====== Stored rows

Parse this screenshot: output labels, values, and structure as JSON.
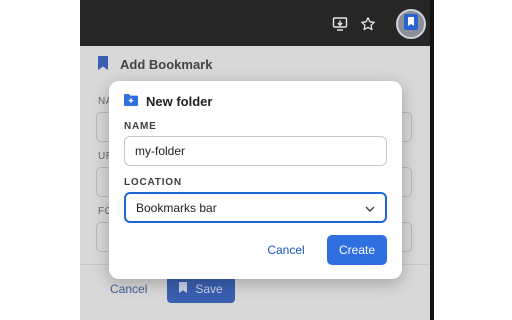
{
  "colors": {
    "accent": "#2f6fde",
    "frame_dark": "#1f1f1f",
    "dim_panel": "#d8d8d8"
  },
  "toolbar": {
    "install_icon": "install-app-icon",
    "star_icon": "star-icon",
    "extension_icon": "bookmark-extension-icon"
  },
  "background_dialog": {
    "title": "Add Bookmark",
    "fields": [
      {
        "label": "NA"
      },
      {
        "label": "UR"
      },
      {
        "label": "FO"
      }
    ],
    "cancel_label": "Cancel",
    "save_label": "Save"
  },
  "modal": {
    "title": "New folder",
    "name_label": "NAME",
    "name_value": "my-folder",
    "location_label": "LOCATION",
    "location_value": "Bookmarks bar",
    "cancel_label": "Cancel",
    "create_label": "Create"
  }
}
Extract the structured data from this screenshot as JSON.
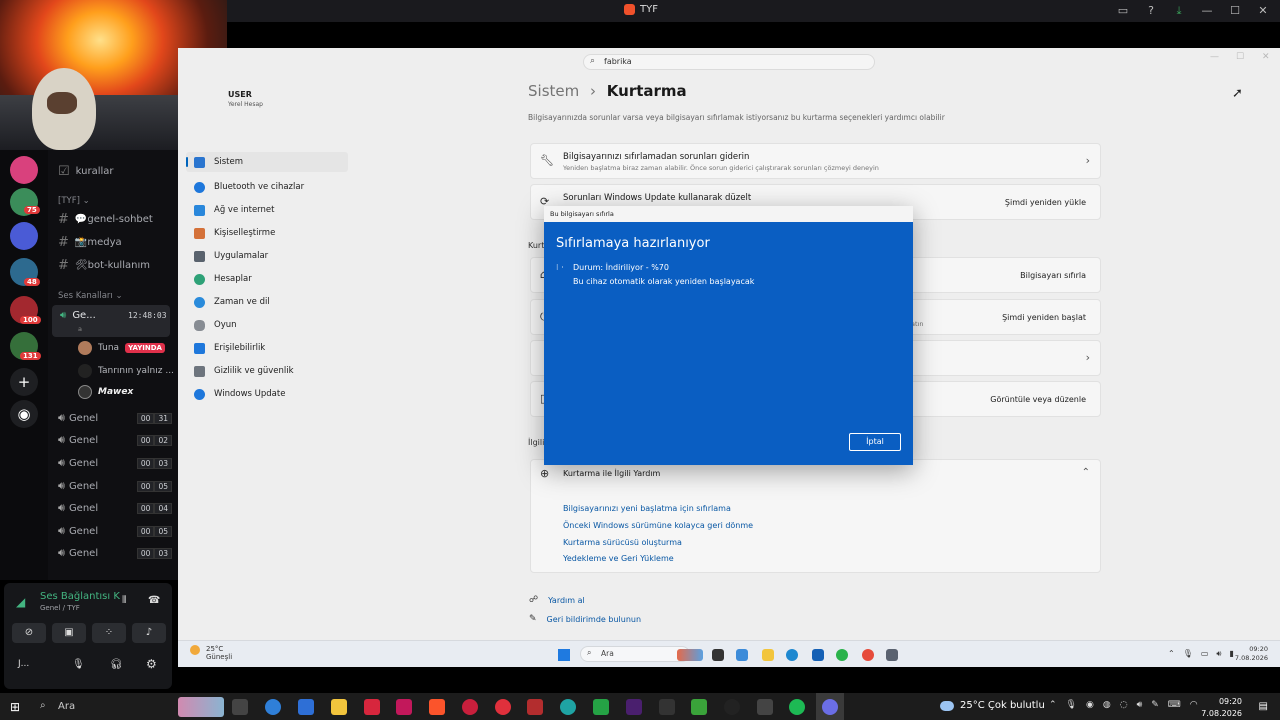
{
  "topbar": {
    "title": "TYF"
  },
  "discord": {
    "rail_badges": [
      "75",
      "48",
      "100",
      "131"
    ],
    "channels": {
      "rules": "kurallar",
      "category_tyf": "[TYF] ⌄",
      "general_chat": "💬genel-sohbet",
      "media": "📸medya",
      "bot_usage": "🛠bot-kullanım",
      "voice_category": "Ses Kanalları ⌄"
    },
    "active_voice": {
      "name": "Ge...",
      "timer": "12:48:03",
      "sub": "a"
    },
    "members": [
      {
        "name": "Tuna",
        "badge": "YAYINDA"
      },
      {
        "name": "Tanrının yalnız ..."
      },
      {
        "name": "Mawex"
      }
    ],
    "voice_channels": [
      {
        "name": "Genel",
        "a": "00",
        "b": "31"
      },
      {
        "name": "Genel",
        "a": "00",
        "b": "02"
      },
      {
        "name": "Genel",
        "a": "00",
        "b": "03"
      },
      {
        "name": "Genel",
        "a": "00",
        "b": "05"
      },
      {
        "name": "Genel",
        "a": "00",
        "b": "04"
      },
      {
        "name": "Genel",
        "a": "00",
        "b": "05"
      },
      {
        "name": "Genel",
        "a": "00",
        "b": "03"
      }
    ],
    "voice_panel": {
      "title": "Ses Bağlantısı K",
      "subtitle": "Genel / TYF",
      "user": "J..."
    }
  },
  "settings": {
    "user": {
      "name": "USER",
      "account": "Yerel Hesap"
    },
    "search_value": "fabrika",
    "breadcrumb": {
      "parent": "Sistem",
      "current": "Kurtarma"
    },
    "description": "Bilgisayarınızda sorunlar varsa veya bilgisayarı sıfırlamak istiyorsanız bu kurtarma seçenekleri yardımcı olabilir",
    "nav": [
      {
        "label": "Sistem",
        "color": "#2b78d4"
      },
      {
        "label": "Bluetooth ve cihazlar",
        "color": "#1f7ae0"
      },
      {
        "label": "Ağ ve internet",
        "color": "#2a8ae0"
      },
      {
        "label": "Kişiselleştirme",
        "color": "#d9743b"
      },
      {
        "label": "Uygulamalar",
        "color": "#5b6470"
      },
      {
        "label": "Hesaplar",
        "color": "#2fa57a"
      },
      {
        "label": "Zaman ve dil",
        "color": "#2b8ee0"
      },
      {
        "label": "Oyun",
        "color": "#8a8f96"
      },
      {
        "label": "Erişilebilirlik",
        "color": "#1f7ae0"
      },
      {
        "label": "Gizlilik ve güvenlik",
        "color": "#707780"
      },
      {
        "label": "Windows Update",
        "color": "#1f7ae0"
      }
    ],
    "cards": {
      "fix_title": "Bilgisayarınızı sıfırlamadan sorunları giderin",
      "fix_sub": "Yeniden başlatma biraz zaman alabilir. Önce sorun giderici çalıştırarak sorunları çözmeyi deneyin",
      "wu_title": "Sorunları Windows Update kullanarak düzelt",
      "wu_button": "Şimdi yeniden yükle",
      "reset_button": "Bilgisayarı sıfırla",
      "restart_button": "Şimdi yeniden başlat",
      "restart_side": "atın",
      "view_button": "Görüntüle veya düzenle"
    },
    "section_label_1": "Kurt",
    "section_label_2": "İlgili",
    "help": {
      "title": "Kurtarma ile İlgili Yardım",
      "links": [
        "Bilgisayarınızı yeni başlatma için sıfırlama",
        "Önceki Windows sürümüne kolayca geri dönme",
        "Kurtarma sürücüsü oluşturma",
        "Yedekleme ve Geri Yükleme"
      ]
    },
    "footer": {
      "get_help": "Yardım al",
      "feedback": "Geri bildirimde bulunun"
    }
  },
  "dialog": {
    "header": "Bu bilgisayarı sıfırla",
    "title": "Sıfırlamaya hazırlanıyor",
    "spinner": "⁝ ·",
    "status": "Durum: İndiriliyor - %70",
    "restart_note": "Bu cihaz otomatik olarak yeniden başlayacak",
    "cancel": "İptal"
  },
  "inner_taskbar": {
    "weather_temp": "25°C",
    "weather_desc": "Güneşli",
    "search": "Ara",
    "time": "09:20",
    "date": "7.08.2026"
  },
  "host_taskbar": {
    "search": "Ara",
    "weather": "25°C  Çok bulutlu",
    "time": "09:20",
    "date": "7.08.2026"
  }
}
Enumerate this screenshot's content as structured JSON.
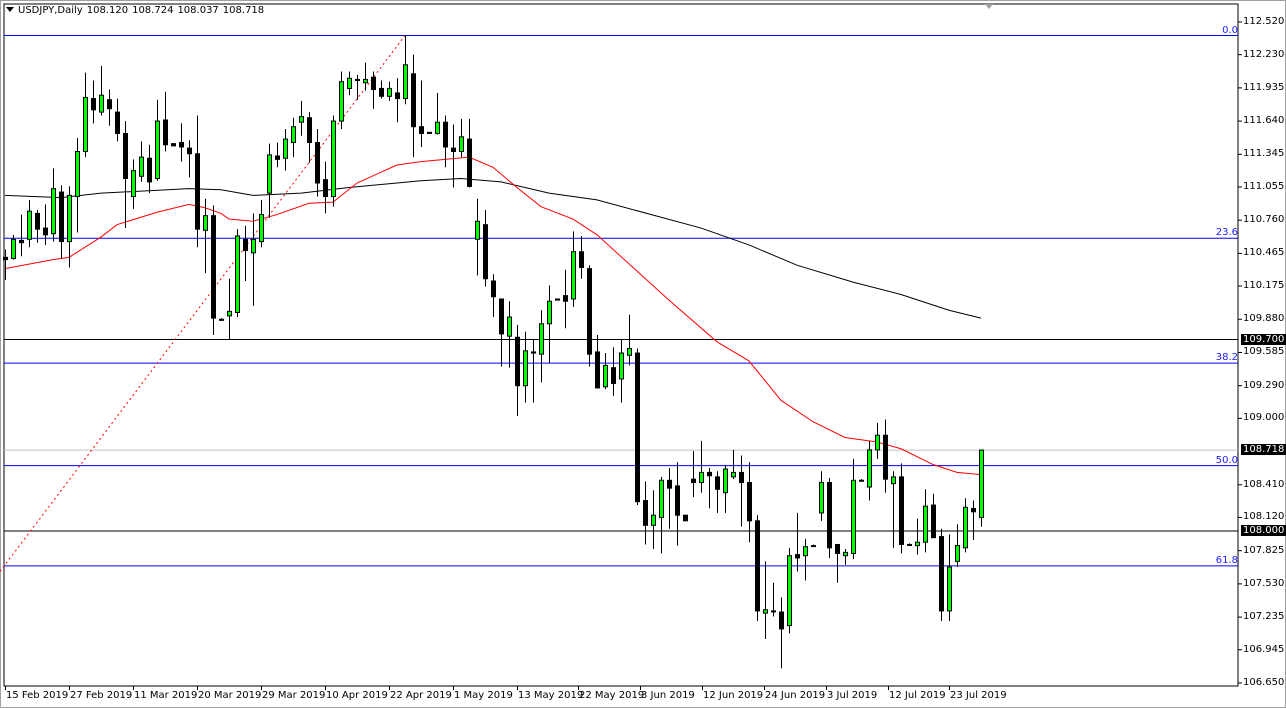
{
  "header": {
    "symbol": "USDJPY,Daily",
    "open": "108.120",
    "high": "108.724",
    "low": "108.037",
    "close": "108.718"
  },
  "colors": {
    "bull": "#00ff00",
    "bear": "#000000",
    "ma_fast": "#ff0000",
    "ma_slow": "#000000",
    "fib": "#0000ff",
    "fib_trend": "#ff0000",
    "level": "#000000",
    "bid_line": "#c0c0c0"
  },
  "price_axis": [
    "112.520",
    "112.230",
    "111.935",
    "111.640",
    "111.345",
    "111.055",
    "110.760",
    "110.465",
    "110.175",
    "109.880",
    "109.585",
    "109.290",
    "109.000",
    "108.410",
    "108.120",
    "107.825",
    "107.530",
    "107.235",
    "106.945",
    "106.650"
  ],
  "highlighted_prices": [
    {
      "label": "109.700",
      "value": 109.7
    },
    {
      "label": "108.000",
      "value": 108.0
    },
    {
      "label": "108.718",
      "value": 108.718
    }
  ],
  "date_axis": [
    "15 Feb 2019",
    "27 Feb 2019",
    "11 Mar 2019",
    "20 Mar 2019",
    "29 Mar 2019",
    "10 Apr 2019",
    "22 Apr 2019",
    "1 May 2019",
    "13 May 2019",
    "22 May 2019",
    "3 Jun 2019",
    "12 Jun 2019",
    "24 Jun 2019",
    "3 Jul 2019",
    "12 Jul 2019",
    "23 Jul 2019"
  ],
  "fib_levels": [
    {
      "label": "0.0",
      "price": 112.4
    },
    {
      "label": "23.6",
      "price": 110.6
    },
    {
      "label": "38.2",
      "price": 109.49
    },
    {
      "label": "50.0",
      "price": 108.58
    },
    {
      "label": "61.8",
      "price": 107.69
    }
  ],
  "horizontal_levels": [
    109.7,
    108.0
  ],
  "bid_price": 108.718,
  "chart_data": {
    "type": "candlestick",
    "title": "USDJPY,Daily",
    "ylim": [
      106.65,
      112.52
    ],
    "ohlc": [
      [
        110.43,
        110.5,
        110.23,
        110.41
      ],
      [
        110.42,
        110.63,
        110.41,
        110.59
      ],
      [
        110.58,
        110.81,
        110.44,
        110.56
      ],
      [
        110.59,
        110.94,
        110.52,
        110.84
      ],
      [
        110.82,
        110.85,
        110.56,
        110.68
      ],
      [
        110.69,
        110.9,
        110.54,
        110.63
      ],
      [
        110.64,
        111.22,
        110.57,
        111.04
      ],
      [
        111.01,
        111.07,
        110.42,
        110.57
      ],
      [
        110.57,
        111.06,
        110.34,
        110.98
      ],
      [
        110.97,
        111.49,
        110.65,
        111.37
      ],
      [
        111.37,
        112.07,
        111.32,
        111.85
      ],
      [
        111.84,
        112.0,
        111.62,
        111.74
      ],
      [
        111.72,
        112.13,
        111.69,
        111.87
      ],
      [
        111.83,
        111.92,
        111.6,
        111.75
      ],
      [
        111.72,
        111.84,
        111.46,
        111.53
      ],
      [
        111.53,
        111.64,
        110.69,
        111.13
      ],
      [
        110.97,
        111.3,
        110.86,
        111.2
      ],
      [
        111.15,
        111.46,
        111.1,
        111.32
      ],
      [
        111.31,
        111.43,
        111.0,
        111.1
      ],
      [
        111.13,
        111.83,
        111.11,
        111.64
      ],
      [
        111.65,
        111.9,
        111.37,
        111.43
      ],
      [
        111.44,
        111.44,
        111.42,
        111.42
      ],
      [
        111.45,
        111.62,
        111.28,
        111.41
      ],
      [
        111.4,
        111.47,
        111.14,
        111.35
      ],
      [
        111.35,
        111.69,
        110.52,
        110.68
      ],
      [
        110.67,
        110.95,
        110.29,
        110.8
      ],
      [
        110.8,
        110.89,
        109.74,
        109.89
      ],
      [
        109.88,
        109.89,
        109.87,
        109.87
      ],
      [
        109.91,
        110.24,
        109.7,
        109.95
      ],
      [
        109.94,
        110.68,
        109.9,
        110.62
      ],
      [
        110.59,
        110.71,
        110.22,
        110.49
      ],
      [
        110.47,
        110.82,
        110.0,
        110.59
      ],
      [
        110.57,
        110.94,
        110.52,
        110.81
      ],
      [
        111.0,
        111.44,
        110.78,
        111.34
      ],
      [
        111.33,
        111.45,
        111.23,
        111.3
      ],
      [
        111.31,
        111.57,
        111.2,
        111.48
      ],
      [
        111.45,
        111.67,
        111.32,
        111.59
      ],
      [
        111.63,
        111.82,
        111.51,
        111.68
      ],
      [
        111.67,
        111.72,
        111.27,
        111.45
      ],
      [
        111.45,
        111.57,
        110.97,
        111.09
      ],
      [
        111.12,
        111.28,
        110.82,
        110.97
      ],
      [
        110.97,
        111.69,
        110.88,
        111.64
      ],
      [
        111.64,
        112.08,
        111.57,
        111.99
      ],
      [
        111.93,
        112.08,
        111.87,
        112.02
      ],
      [
        112.01,
        112.05,
        111.83,
        112.0
      ],
      [
        111.98,
        112.16,
        111.91,
        112.01
      ],
      [
        112.03,
        112.08,
        111.75,
        111.92
      ],
      [
        111.93,
        112.0,
        111.84,
        111.86
      ],
      [
        111.86,
        111.99,
        111.82,
        111.93
      ],
      [
        111.89,
        112.02,
        111.63,
        111.84
      ],
      [
        111.84,
        112.4,
        111.79,
        112.14
      ],
      [
        112.06,
        112.23,
        111.32,
        111.59
      ],
      [
        111.59,
        112.0,
        111.41,
        111.53
      ],
      [
        111.54,
        111.54,
        111.53,
        111.53
      ],
      [
        111.53,
        111.89,
        111.52,
        111.63
      ],
      [
        111.63,
        111.69,
        111.23,
        111.41
      ],
      [
        111.4,
        111.61,
        111.05,
        111.37
      ],
      [
        111.37,
        111.66,
        111.32,
        111.5
      ],
      [
        111.48,
        111.66,
        111.05,
        111.06
      ],
      [
        110.59,
        110.95,
        110.27,
        110.75
      ],
      [
        110.72,
        110.85,
        110.17,
        110.24
      ],
      [
        110.22,
        110.28,
        109.9,
        110.08
      ],
      [
        110.06,
        110.06,
        109.46,
        109.75
      ],
      [
        109.73,
        110.04,
        109.45,
        109.9
      ],
      [
        109.72,
        109.83,
        109.02,
        109.29
      ],
      [
        109.29,
        109.77,
        109.14,
        109.6
      ],
      [
        109.59,
        109.7,
        109.14,
        109.58
      ],
      [
        109.57,
        109.96,
        109.32,
        109.84
      ],
      [
        109.84,
        110.18,
        109.49,
        110.04
      ],
      [
        110.06,
        110.06,
        110.05,
        110.05
      ],
      [
        110.09,
        110.32,
        109.8,
        110.04
      ],
      [
        110.06,
        110.66,
        109.99,
        110.48
      ],
      [
        110.48,
        110.62,
        110.24,
        110.34
      ],
      [
        110.33,
        110.36,
        109.46,
        109.57
      ],
      [
        109.59,
        109.74,
        109.27,
        109.27
      ],
      [
        109.28,
        109.58,
        109.26,
        109.47
      ],
      [
        109.45,
        109.63,
        109.2,
        109.31
      ],
      [
        109.35,
        109.7,
        109.14,
        109.58
      ],
      [
        109.56,
        109.92,
        109.47,
        109.62
      ],
      [
        109.58,
        109.62,
        108.23,
        108.26
      ],
      [
        108.27,
        108.44,
        107.88,
        108.05
      ],
      [
        108.05,
        108.36,
        107.84,
        108.14
      ],
      [
        108.12,
        108.48,
        107.8,
        108.45
      ],
      [
        108.45,
        108.56,
        108.02,
        108.38
      ],
      [
        108.4,
        108.61,
        107.87,
        108.14
      ],
      [
        108.14,
        108.14,
        108.09,
        108.09
      ],
      [
        108.46,
        108.71,
        108.3,
        108.43
      ],
      [
        108.43,
        108.8,
        108.34,
        108.52
      ],
      [
        108.52,
        108.56,
        108.2,
        108.49
      ],
      [
        108.48,
        108.53,
        108.16,
        108.37
      ],
      [
        108.34,
        108.58,
        108.16,
        108.55
      ],
      [
        108.48,
        108.72,
        108.46,
        108.52
      ],
      [
        108.52,
        108.67,
        108.04,
        108.43
      ],
      [
        108.43,
        108.61,
        107.9,
        108.09
      ],
      [
        108.09,
        108.14,
        107.2,
        107.29
      ],
      [
        107.27,
        107.73,
        107.04,
        107.3
      ],
      [
        107.29,
        107.54,
        107.24,
        107.29
      ],
      [
        107.28,
        107.41,
        106.78,
        107.13
      ],
      [
        107.16,
        107.85,
        107.09,
        107.78
      ],
      [
        107.79,
        108.16,
        107.64,
        107.76
      ],
      [
        107.78,
        107.93,
        107.56,
        107.86
      ],
      [
        107.87,
        107.88,
        107.86,
        107.87
      ],
      [
        108.16,
        108.53,
        108.09,
        108.43
      ],
      [
        108.43,
        108.47,
        107.76,
        107.85
      ],
      [
        107.88,
        107.88,
        107.54,
        107.8
      ],
      [
        107.78,
        107.84,
        107.7,
        107.81
      ],
      [
        107.8,
        108.64,
        107.75,
        108.45
      ],
      [
        108.45,
        108.46,
        108.44,
        108.45
      ],
      [
        108.39,
        108.8,
        108.27,
        108.72
      ],
      [
        108.72,
        108.96,
        108.64,
        108.85
      ],
      [
        108.85,
        108.99,
        108.34,
        108.46
      ],
      [
        108.42,
        108.53,
        107.85,
        108.48
      ],
      [
        108.48,
        108.6,
        107.8,
        107.88
      ],
      [
        107.88,
        107.89,
        107.87,
        107.88
      ],
      [
        107.87,
        108.11,
        107.79,
        107.9
      ],
      [
        107.9,
        108.37,
        107.81,
        108.22
      ],
      [
        108.23,
        108.33,
        107.94,
        107.94
      ],
      [
        107.95,
        108.02,
        107.2,
        107.29
      ],
      [
        107.29,
        107.97,
        107.2,
        107.68
      ],
      [
        107.73,
        108.06,
        107.68,
        107.87
      ],
      [
        107.85,
        108.29,
        107.81,
        108.21
      ],
      [
        108.2,
        108.27,
        107.92,
        108.17
      ],
      [
        108.12,
        108.724,
        108.037,
        108.718
      ]
    ],
    "ma_fast": [
      [
        0,
        110.33
      ],
      [
        6,
        110.41
      ],
      [
        8,
        110.43
      ],
      [
        12,
        110.61
      ],
      [
        14,
        110.72
      ],
      [
        19,
        110.83
      ],
      [
        23,
        110.9
      ],
      [
        25,
        110.87
      ],
      [
        27,
        110.82
      ],
      [
        28,
        110.77
      ],
      [
        31,
        110.75
      ],
      [
        34,
        110.81
      ],
      [
        38,
        110.91
      ],
      [
        41,
        110.92
      ],
      [
        44,
        111.09
      ],
      [
        49,
        111.25
      ],
      [
        52,
        111.28
      ],
      [
        58,
        111.32
      ],
      [
        61,
        111.23
      ],
      [
        64,
        111.05
      ],
      [
        67,
        110.88
      ],
      [
        71,
        110.77
      ],
      [
        74,
        110.63
      ],
      [
        83,
        110.05
      ],
      [
        89,
        109.68
      ],
      [
        93,
        109.51
      ],
      [
        97,
        109.16
      ],
      [
        101,
        108.97
      ],
      [
        105,
        108.83
      ],
      [
        109,
        108.79
      ],
      [
        112,
        108.73
      ],
      [
        116,
        108.59
      ],
      [
        119,
        108.52
      ],
      [
        122,
        108.5
      ]
    ],
    "ma_slow": [
      [
        0,
        110.98
      ],
      [
        7,
        110.96
      ],
      [
        12,
        111.0
      ],
      [
        23,
        111.04
      ],
      [
        27,
        111.03
      ],
      [
        31,
        110.98
      ],
      [
        37,
        111.0
      ],
      [
        43,
        111.05
      ],
      [
        52,
        111.11
      ],
      [
        57,
        111.13
      ],
      [
        62,
        111.1
      ],
      [
        68,
        111.0
      ],
      [
        74,
        110.94
      ],
      [
        87,
        110.69
      ],
      [
        93,
        110.54
      ],
      [
        99,
        110.36
      ],
      [
        106,
        110.21
      ],
      [
        112,
        110.1
      ],
      [
        118,
        109.96
      ],
      [
        122,
        109.89
      ]
    ],
    "fib_trendline": [
      [
        0,
        107.7
      ],
      [
        50,
        112.4
      ]
    ]
  }
}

============

▶ _Task to carry out_
Where a line above contains the string "screenshot", copy that line.

▶ _Expected output_
Parse this screenshot: output labels, values, and structure as JSON.
Extract the structured data from this screenshot as JSON.
Enumerate this screenshot's content as structured JSON.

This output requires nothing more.